→ **Input material**:
——————————
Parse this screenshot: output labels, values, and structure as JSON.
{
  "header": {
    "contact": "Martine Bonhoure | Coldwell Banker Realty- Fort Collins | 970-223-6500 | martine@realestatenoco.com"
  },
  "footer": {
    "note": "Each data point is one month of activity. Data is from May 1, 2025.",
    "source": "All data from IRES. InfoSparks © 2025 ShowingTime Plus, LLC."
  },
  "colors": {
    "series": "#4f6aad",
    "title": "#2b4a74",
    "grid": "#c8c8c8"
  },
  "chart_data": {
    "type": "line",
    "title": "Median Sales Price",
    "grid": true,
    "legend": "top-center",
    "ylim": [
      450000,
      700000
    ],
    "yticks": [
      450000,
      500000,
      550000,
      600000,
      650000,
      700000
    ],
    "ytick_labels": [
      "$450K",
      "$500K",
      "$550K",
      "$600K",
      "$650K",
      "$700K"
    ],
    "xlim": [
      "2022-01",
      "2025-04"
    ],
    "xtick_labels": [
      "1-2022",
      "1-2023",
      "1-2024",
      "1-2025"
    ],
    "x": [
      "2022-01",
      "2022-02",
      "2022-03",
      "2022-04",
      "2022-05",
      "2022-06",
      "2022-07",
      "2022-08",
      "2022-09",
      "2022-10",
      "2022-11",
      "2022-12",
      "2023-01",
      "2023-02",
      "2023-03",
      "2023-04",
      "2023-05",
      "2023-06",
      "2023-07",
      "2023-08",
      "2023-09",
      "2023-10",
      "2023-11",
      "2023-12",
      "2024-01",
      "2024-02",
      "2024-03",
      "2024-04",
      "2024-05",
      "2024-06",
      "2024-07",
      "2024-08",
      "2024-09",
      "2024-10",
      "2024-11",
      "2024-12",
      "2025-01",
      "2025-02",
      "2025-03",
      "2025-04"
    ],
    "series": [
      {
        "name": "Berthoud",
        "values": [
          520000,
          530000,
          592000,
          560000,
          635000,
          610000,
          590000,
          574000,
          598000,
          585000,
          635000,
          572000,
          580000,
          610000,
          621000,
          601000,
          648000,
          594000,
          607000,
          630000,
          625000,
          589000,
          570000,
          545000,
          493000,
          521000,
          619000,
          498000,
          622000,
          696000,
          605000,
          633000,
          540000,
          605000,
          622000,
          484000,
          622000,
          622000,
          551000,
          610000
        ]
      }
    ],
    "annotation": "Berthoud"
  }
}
——————————
→ **What is asked**: Extract all lines of the records above that include "Berthoud".

→ **Exercise solution**:
        "name": "Berthoud",
    "annotation": "Berthoud"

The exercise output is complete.